- **Exercise details**
Reproduce each line from the records that holds "smoothed".

- **Task material**
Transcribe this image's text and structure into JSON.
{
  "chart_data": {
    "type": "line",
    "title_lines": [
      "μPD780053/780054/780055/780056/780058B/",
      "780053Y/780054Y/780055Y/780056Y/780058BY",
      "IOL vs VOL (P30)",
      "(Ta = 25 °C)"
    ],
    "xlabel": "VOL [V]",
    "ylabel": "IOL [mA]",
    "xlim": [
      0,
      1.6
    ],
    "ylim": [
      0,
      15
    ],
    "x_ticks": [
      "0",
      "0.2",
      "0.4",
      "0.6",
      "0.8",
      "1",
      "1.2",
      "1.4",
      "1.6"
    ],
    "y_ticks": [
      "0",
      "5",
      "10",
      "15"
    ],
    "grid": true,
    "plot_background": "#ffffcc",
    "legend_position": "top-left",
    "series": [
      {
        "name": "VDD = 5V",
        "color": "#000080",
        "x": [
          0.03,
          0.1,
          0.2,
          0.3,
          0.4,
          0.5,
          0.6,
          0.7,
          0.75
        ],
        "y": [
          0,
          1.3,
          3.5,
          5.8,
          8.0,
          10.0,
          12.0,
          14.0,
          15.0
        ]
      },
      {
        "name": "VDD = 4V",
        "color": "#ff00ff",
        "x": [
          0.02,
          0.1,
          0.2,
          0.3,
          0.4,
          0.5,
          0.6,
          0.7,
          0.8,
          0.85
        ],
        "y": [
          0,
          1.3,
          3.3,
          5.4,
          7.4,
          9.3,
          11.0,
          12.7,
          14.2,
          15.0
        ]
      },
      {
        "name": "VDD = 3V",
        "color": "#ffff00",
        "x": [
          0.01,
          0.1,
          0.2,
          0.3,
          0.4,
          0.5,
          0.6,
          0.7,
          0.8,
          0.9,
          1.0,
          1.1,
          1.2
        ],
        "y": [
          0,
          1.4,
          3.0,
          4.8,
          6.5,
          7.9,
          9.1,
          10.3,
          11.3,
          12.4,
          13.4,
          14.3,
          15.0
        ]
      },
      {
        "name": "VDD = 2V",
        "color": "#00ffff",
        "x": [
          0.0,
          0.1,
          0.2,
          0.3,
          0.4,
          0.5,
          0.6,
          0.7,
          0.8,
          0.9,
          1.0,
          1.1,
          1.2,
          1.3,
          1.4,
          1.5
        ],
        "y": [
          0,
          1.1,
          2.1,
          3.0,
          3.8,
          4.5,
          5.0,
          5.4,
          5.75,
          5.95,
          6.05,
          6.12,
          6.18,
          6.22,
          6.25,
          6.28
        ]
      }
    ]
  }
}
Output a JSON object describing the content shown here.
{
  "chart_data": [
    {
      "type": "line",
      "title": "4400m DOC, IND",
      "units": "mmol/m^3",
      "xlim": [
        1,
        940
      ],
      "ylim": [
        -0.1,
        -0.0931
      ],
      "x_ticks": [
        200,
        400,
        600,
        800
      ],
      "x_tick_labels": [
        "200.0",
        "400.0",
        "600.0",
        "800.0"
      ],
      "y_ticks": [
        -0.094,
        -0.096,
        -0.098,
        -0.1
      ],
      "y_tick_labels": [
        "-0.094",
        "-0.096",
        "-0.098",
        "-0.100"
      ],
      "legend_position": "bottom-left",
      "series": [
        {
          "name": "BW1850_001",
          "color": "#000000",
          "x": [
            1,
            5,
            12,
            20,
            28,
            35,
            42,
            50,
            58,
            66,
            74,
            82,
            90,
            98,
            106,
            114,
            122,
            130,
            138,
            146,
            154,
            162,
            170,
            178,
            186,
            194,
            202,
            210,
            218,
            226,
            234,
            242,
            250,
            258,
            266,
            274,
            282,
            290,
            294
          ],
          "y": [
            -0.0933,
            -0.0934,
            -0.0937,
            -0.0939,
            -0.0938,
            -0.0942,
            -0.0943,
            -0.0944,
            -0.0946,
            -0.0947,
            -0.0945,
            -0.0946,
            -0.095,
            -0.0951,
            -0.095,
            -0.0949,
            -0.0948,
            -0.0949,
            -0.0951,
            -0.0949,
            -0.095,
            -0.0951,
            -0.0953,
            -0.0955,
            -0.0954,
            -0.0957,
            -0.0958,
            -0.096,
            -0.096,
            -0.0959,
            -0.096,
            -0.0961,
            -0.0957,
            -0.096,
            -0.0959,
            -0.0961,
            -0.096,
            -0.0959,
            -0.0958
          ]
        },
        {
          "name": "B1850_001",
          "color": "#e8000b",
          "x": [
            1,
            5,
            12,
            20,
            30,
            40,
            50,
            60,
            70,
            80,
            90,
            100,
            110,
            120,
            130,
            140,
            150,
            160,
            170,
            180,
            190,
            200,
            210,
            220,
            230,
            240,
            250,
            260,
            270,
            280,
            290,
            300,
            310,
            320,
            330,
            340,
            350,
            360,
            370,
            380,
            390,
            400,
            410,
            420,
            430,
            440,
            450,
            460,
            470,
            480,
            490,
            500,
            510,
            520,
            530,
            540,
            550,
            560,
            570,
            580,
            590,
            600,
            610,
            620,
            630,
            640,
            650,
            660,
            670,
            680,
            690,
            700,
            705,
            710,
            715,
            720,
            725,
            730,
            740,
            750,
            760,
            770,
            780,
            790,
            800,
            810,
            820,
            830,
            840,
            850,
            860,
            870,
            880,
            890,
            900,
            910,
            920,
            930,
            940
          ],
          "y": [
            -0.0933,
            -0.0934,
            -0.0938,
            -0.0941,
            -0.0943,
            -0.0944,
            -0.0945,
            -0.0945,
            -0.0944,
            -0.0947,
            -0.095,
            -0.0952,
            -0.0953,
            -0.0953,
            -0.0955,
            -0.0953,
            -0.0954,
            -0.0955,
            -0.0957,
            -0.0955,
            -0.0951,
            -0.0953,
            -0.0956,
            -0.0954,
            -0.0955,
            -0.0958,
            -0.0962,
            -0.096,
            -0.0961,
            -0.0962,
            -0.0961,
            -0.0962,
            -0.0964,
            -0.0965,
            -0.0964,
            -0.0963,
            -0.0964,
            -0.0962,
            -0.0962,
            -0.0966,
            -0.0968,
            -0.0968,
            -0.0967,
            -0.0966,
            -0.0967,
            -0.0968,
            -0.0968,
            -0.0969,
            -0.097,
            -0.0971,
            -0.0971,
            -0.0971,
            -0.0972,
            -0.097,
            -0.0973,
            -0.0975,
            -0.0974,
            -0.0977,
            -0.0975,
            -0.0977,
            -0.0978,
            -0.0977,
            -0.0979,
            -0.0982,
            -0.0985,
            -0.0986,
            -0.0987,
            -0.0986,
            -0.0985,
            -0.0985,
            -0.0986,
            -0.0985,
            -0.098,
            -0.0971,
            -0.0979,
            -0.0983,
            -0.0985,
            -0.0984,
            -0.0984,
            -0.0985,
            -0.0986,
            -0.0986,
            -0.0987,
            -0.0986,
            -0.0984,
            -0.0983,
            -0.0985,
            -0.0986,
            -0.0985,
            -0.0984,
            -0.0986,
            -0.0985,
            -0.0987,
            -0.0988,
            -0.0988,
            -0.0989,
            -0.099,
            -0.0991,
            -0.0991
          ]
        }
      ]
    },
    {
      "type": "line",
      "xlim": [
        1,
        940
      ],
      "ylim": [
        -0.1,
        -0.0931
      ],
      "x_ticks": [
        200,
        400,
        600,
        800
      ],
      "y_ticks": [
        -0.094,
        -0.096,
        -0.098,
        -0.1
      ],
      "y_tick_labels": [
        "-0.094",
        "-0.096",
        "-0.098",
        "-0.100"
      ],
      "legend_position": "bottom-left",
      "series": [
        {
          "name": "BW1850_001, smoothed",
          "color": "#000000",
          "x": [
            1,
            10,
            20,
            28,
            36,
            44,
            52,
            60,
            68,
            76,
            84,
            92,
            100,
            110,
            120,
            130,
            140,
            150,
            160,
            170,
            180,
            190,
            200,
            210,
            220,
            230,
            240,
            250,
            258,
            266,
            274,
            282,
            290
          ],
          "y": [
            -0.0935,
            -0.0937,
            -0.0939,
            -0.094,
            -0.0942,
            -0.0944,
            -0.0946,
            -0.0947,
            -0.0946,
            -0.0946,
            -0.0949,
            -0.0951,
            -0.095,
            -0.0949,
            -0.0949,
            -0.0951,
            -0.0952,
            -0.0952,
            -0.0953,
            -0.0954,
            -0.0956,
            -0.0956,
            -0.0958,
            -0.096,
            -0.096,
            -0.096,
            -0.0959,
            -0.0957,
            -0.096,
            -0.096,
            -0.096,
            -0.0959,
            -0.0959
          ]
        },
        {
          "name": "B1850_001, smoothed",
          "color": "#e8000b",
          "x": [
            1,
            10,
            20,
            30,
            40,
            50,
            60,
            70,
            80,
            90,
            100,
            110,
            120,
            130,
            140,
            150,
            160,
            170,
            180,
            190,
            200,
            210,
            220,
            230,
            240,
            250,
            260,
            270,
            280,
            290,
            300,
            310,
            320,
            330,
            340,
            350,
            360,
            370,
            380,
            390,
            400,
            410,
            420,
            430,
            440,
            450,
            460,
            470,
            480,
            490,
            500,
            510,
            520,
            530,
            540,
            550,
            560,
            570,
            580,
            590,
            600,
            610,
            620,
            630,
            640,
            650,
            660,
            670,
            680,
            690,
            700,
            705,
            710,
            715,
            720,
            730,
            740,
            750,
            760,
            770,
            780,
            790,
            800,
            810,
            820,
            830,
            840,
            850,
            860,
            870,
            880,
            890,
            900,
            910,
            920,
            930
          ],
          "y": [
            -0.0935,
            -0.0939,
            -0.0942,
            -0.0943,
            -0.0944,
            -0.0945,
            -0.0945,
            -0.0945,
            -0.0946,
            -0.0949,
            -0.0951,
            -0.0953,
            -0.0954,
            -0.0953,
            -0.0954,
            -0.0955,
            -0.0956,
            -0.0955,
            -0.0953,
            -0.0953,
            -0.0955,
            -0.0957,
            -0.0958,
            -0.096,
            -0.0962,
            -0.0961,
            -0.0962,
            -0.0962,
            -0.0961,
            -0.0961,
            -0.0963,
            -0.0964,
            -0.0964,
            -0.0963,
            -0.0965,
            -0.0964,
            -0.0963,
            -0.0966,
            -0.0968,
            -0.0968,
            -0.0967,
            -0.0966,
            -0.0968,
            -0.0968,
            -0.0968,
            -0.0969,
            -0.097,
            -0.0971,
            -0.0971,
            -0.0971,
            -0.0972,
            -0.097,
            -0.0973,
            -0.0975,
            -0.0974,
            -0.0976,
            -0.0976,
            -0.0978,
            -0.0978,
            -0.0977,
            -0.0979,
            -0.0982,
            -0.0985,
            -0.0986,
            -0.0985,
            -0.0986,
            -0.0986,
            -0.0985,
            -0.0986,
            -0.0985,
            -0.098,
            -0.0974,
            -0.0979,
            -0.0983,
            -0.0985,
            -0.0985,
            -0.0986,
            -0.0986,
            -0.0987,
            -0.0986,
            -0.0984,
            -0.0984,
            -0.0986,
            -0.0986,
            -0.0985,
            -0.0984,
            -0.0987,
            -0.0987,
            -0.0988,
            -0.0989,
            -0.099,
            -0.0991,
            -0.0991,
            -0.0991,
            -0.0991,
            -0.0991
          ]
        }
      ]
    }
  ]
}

- **Output of the exercise**
          "name": "BW1850_001, smoothed",
          "name": "B1850_001, smoothed",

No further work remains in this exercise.